[START]
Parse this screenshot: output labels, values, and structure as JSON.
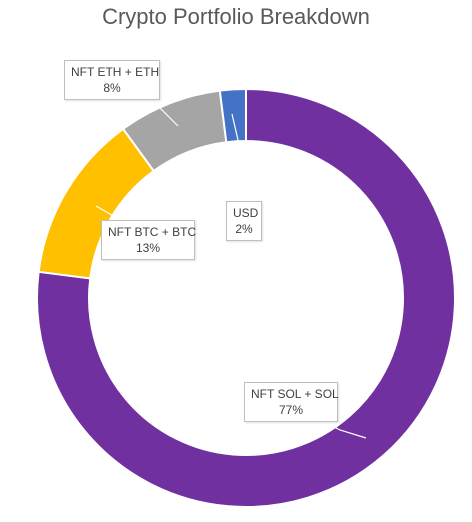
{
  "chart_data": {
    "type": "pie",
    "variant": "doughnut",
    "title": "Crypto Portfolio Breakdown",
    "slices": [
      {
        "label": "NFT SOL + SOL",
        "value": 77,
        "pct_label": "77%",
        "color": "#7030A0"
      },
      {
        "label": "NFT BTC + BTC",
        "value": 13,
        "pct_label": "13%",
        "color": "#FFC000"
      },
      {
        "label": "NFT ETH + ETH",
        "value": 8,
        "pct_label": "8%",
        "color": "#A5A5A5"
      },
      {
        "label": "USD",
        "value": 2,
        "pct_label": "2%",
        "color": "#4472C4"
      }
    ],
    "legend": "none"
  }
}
[END]
**PROBLEM TO WORK ON:**
Keep the pictures out of the copy and return the rest of the data above exactly.

**FINISHED ANSWER:**
Parse this screenshot: output labels, values, and structure as JSON.
{
  "chart_data": {
    "type": "pie",
    "variant": "doughnut",
    "title": "Crypto Portfolio Breakdown",
    "slices": [
      {
        "label": "NFT SOL + SOL",
        "value": 77,
        "pct_label": "77%",
        "color": "#7030A0"
      },
      {
        "label": "NFT BTC + BTC",
        "value": 13,
        "pct_label": "13%",
        "color": "#FFC000"
      },
      {
        "label": "NFT ETH + ETH",
        "value": 8,
        "pct_label": "8%",
        "color": "#A5A5A5"
      },
      {
        "label": "USD",
        "value": 2,
        "pct_label": "2%",
        "color": "#4472C4"
      }
    ],
    "legend": "none"
  }
}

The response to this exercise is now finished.